• REQUIRED TASK
From the entries below, gather every line containing the string "seme".

[ITEMS start]

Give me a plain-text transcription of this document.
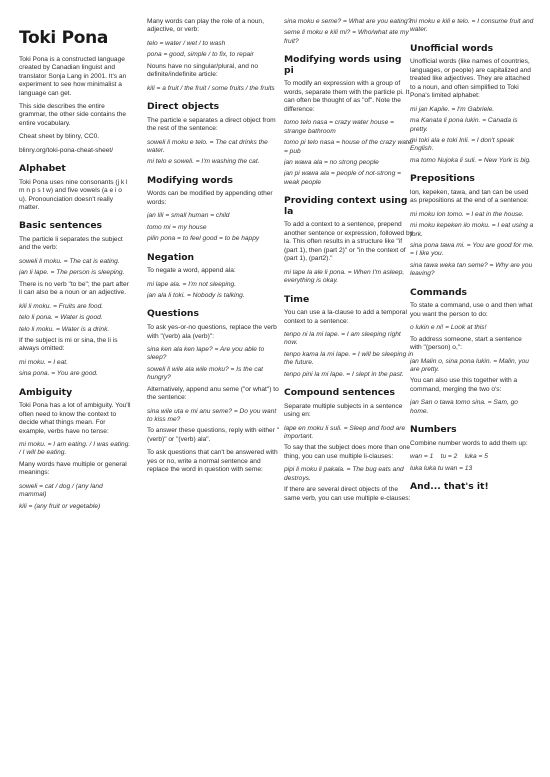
Toki Pona

Toki Pona is a constructed language created by Canadian linguist and translator Sonja Lang in 2001. It's an experiment to see how minimalist a language can get.

This side describes the entire grammar, the other side contains the entire vocabulary.

Cheat sheet by blinry, CC0.

blinry.org/toki-pona-cheat-sheet/

Alphabet

Toki Pona uses nine consonants (j k l m n p s t w) and five vowels (a e i o u). Pronounciation doesn't really matter.

Basic sentences

The particle li separates the subject and the verb:

soweli li moku. = The cat is eating.

jan li lape. = The person is sleeping.

There is no verb "to be"; the part after li can also be a noun or an adjective.

kili li moku. = Fruits are food.

telo li pona. = Water is good.

telo li moku. = Water is a drink.

If the subject is mi or sina, the li is always omitted:

mi moku. = I eat.

sina pona. = You are good.

Ambiguity

Toki Pona has a lot of ambiguity. You'll often need to know the context to decide what things mean. For example, verbs have no tense:

mi moku. = I am eating. / I was eating. / I will be eating.

Many words have multiple or general meanings:

soweli = cat / dog / (any land mammal)

kili = (any fruit or vegetable)

Many words can play the role of a noun, adjective, or verb:

telo = water / wet / to wash

pona = good, simple / to fix, to repair

Nouns have no singular/plural, and no definite/indefinite article:

kili = a fruit / the fruit / some fruits / the fruits

Direct objects

The particle e separates a direct object from the rest of the sentence:

soweli li moku e telo. = The cat drinks the water.

mi telo e soweli. = I'm washing the cat.

Modifying words

Words can be modified by appending other words:

jan lili = small human = child

tomo mi = my house

pilin pona = to feel good = to be happy

Negation

To negate a word, append ala:

mi lape ala. = I'm not sleeping.

jan ala li toki. = Nobody is talking.

Questions

To ask yes-or-no questions, replace the verb with "(verb) ala (verb)":

sina ken ala ken lape? = Are you able to sleep?

soweli li wile ala wile moku? = Is the cat hungry?

Alternatively, append anu seme ("or what") to the sentence:

sina wile uta e mi anu seme? = Do you want to kiss me?

To answer these questions, reply with either "(verb)" or "(verb) ala".

To ask questions that can't be answered with yes or no, write a normal sentence and replace the word in question with seme:

sina moku e seme? = What are you eating?

seme li moku e kili mi? = Who/what ate my fruit?

Modifying words using pi

To modify an expression with a group of words, separate them with the particle pi. It can often be thought of as "of". Note the difference:

tomo telo nasa = crazy water house = strange bathroom

tomo pi telo nasa = house of the crazy water = pub

jan wawa ala = no strong people

jan pi wawa ala = people of not-strong = weak people

Providing context using la

To add a context to a sentence, prepend another sentence or expression, followed by la. This often results in a structure like "if (part 1), then (part 2)" or "in the context of (part 1), (part2)."

mi lape la ale li pona. = When I'm asleep, everything is okay.

Time

You can use a la-clause to add a temporal context to a sentence:

tenpo ni la mi lape. = I am sleeping right now.

tenpo kama la mi lape. = I will be sleeping in the future.

tenpo pini la mi lape. = I slept in the past.

Compound sentences

Separate multiple subjects in a sentence using en:

lape en moku li suli. = Sleep and food are important.

To say that the subject does more than one thing, you can use multiple li-clauses:

pipi li moku li pakala. = The bug eats and destroys.

If there are several direct objects of the same verb, you can use multiple e-clauses:

mi moku e kili e telo. = I consume fruit and water.

Unofficial words

Unofficial words (like names of countries, languages, or people) are capitalized and treated like adjectives. They are attached to a noun, and often simplified to Toki Pona's limited alphabet:

mi jan Kapile. = I'm Gabriele.

ma Kanata li pona lukin. = Canada is pretty.

mi toki ala e toki Inli. = I don't speak English.

ma tomo Nujoka li suli. = New York is big.

Prepositions

lon, kepeken, tawa, and tan can be used as prepositions at the end of a sentence:

mi moku lon tomo. = I eat in the house.

mi moku kepeken ilo moku. = I eat using a fork.

sina pona tawa mi. = You are good for me. = I like you.

sina tawa weka tan seme? = Why are you leaving?

Commands

To state a command, use o and then what you want the person to do:

o lukin e ni! = Look at this!

To address someone, start a sentence with "(person) o,":

jan Malin o, sina pona lukin. = Malin, you are pretty.

You can also use this together with a command, merging the two o's:

jan San o tawa tomo sina. = Sam, go home.

Numbers

Combine number words to add them up:

wan = 1    tu = 2    luka = 5

luka luka tu wan = 13

And... that's it!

[ITEMS end]

• TASK ANSWER
Alternatively, append anu seme ("or what") to the sentence:
sina wile uta e mi anu seme? = Do you want to kiss me?
To ask questions that can't be answered with yes or no, write a normal sentence and replace the word in question with seme:
sina moku e seme? = What are you eating?
seme li moku e kili mi? = Who/what ate my fruit?
sina tawa weka tan seme? = Why are you leaving?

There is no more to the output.